§ Task to carry out
Take the listing and print it in full, exactly as given.

>> Begin Listed entries

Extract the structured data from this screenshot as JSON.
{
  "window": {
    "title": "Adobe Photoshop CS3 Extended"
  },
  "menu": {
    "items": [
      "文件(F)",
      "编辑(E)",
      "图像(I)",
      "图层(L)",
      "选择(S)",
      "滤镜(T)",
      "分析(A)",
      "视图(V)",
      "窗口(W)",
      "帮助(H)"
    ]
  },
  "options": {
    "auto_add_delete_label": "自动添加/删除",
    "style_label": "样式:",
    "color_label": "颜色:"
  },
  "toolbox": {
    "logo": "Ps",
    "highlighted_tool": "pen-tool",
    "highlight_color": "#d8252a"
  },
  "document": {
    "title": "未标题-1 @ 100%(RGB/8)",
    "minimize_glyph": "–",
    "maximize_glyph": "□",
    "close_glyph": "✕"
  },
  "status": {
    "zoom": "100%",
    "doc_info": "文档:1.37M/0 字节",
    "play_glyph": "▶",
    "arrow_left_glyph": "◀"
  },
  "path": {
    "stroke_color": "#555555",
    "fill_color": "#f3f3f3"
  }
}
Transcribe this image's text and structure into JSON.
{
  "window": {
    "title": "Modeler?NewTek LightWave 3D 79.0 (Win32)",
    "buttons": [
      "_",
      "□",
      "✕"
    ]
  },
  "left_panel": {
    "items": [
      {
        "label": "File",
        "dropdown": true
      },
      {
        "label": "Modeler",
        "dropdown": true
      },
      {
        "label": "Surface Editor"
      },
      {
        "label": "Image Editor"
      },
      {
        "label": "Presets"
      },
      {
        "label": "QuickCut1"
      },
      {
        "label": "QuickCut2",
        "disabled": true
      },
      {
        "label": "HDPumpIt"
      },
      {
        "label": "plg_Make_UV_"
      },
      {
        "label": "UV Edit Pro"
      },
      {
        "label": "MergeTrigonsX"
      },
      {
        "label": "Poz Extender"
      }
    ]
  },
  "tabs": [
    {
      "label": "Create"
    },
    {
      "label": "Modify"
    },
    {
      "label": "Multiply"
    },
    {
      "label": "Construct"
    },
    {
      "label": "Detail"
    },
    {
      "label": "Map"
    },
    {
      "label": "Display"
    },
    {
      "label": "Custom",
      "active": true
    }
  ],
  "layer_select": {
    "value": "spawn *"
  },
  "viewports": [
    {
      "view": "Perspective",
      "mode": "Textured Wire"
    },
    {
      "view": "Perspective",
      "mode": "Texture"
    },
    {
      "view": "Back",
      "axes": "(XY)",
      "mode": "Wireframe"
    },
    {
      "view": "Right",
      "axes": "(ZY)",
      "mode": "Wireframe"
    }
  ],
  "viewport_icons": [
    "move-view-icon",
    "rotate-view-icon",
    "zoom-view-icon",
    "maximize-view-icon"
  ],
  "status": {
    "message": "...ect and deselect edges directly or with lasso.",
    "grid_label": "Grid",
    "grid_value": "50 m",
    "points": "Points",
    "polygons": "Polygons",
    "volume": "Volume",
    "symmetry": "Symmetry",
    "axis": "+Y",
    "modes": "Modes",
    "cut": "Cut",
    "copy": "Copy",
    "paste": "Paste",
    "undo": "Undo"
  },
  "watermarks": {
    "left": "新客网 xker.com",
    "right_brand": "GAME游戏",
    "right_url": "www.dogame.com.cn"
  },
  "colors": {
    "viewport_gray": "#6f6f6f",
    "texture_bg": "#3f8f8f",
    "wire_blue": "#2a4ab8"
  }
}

>> End Listed entries

§ Solution to the problem
Extract the structured data from this screenshot as JSON.
{
  "window": {
    "title": "Adobe Photoshop CS3 Extended"
  },
  "menu": {
    "items": [
      "文件(F)",
      "编辑(E)",
      "图像(I)",
      "图层(L)",
      "选择(S)",
      "滤镜(T)",
      "分析(A)",
      "视图(V)",
      "窗口(W)",
      "帮助(H)"
    ]
  },
  "options": {
    "auto_add_delete_label": "自动添加/删除",
    "style_label": "样式:",
    "color_label": "颜色:"
  },
  "toolbox": {
    "logo": "Ps",
    "highlighted_tool": "pen-tool",
    "highlight_color": "#d8252a"
  },
  "document": {
    "title": "未标题-1 @ 100%(RGB/8)",
    "minimize_glyph": "–",
    "maximize_glyph": "□",
    "close_glyph": "✕"
  },
  "status": {
    "zoom": "100%",
    "doc_info": "文档:1.37M/0 字节",
    "play_glyph": "▶",
    "arrow_left_glyph": "◀"
  },
  "path": {
    "stroke_color": "#555555",
    "fill_color": "#f3f3f3"
  }
}
Transcribe this image's text and structure into JSON.
{
  "window": {
    "title": "Modeler?NewTek LightWave 3D 79.0 (Win32)",
    "buttons": [
      "_",
      "□",
      "✕"
    ]
  },
  "left_panel": {
    "items": [
      {
        "label": "File",
        "dropdown": true
      },
      {
        "label": "Modeler",
        "dropdown": true
      },
      {
        "label": "Surface Editor"
      },
      {
        "label": "Image Editor"
      },
      {
        "label": "Presets"
      },
      {
        "label": "QuickCut1"
      },
      {
        "label": "QuickCut2",
        "disabled": true
      },
      {
        "label": "HDPumpIt"
      },
      {
        "label": "plg_Make_UV_"
      },
      {
        "label": "UV Edit Pro"
      },
      {
        "label": "MergeTrigonsX"
      },
      {
        "label": "Poz Extender"
      }
    ]
  },
  "tabs": [
    {
      "label": "Create"
    },
    {
      "label": "Modify"
    },
    {
      "label": "Multiply"
    },
    {
      "label": "Construct"
    },
    {
      "label": "Detail"
    },
    {
      "label": "Map"
    },
    {
      "label": "Display"
    },
    {
      "label": "Custom",
      "active": true
    }
  ],
  "layer_select": {
    "value": "spawn *"
  },
  "viewports": [
    {
      "view": "Perspective",
      "mode": "Textured Wire"
    },
    {
      "view": "Perspective",
      "mode": "Texture"
    },
    {
      "view": "Back",
      "axes": "(XY)",
      "mode": "Wireframe"
    },
    {
      "view": "Right",
      "axes": "(ZY)",
      "mode": "Wireframe"
    }
  ],
  "viewport_icons": [
    "move-view-icon",
    "rotate-view-icon",
    "zoom-view-icon",
    "maximize-view-icon"
  ],
  "status": {
    "message": "...ect and deselect edges directly or with lasso.",
    "grid_label": "Grid",
    "grid_value": "50 m",
    "points": "Points",
    "polygons": "Polygons",
    "volume": "Volume",
    "symmetry": "Symmetry",
    "axis": "+Y",
    "modes": "Modes",
    "cut": "Cut",
    "copy": "Copy",
    "paste": "Paste",
    "undo": "Undo"
  },
  "watermarks": {
    "left": "新客网 xker.com",
    "right_brand": "GAME游戏",
    "right_url": "www.dogame.com.cn"
  },
  "colors": {
    "viewport_gray": "#6f6f6f",
    "texture_bg": "#3f8f8f",
    "wire_blue": "#2a4ab8"
  }
}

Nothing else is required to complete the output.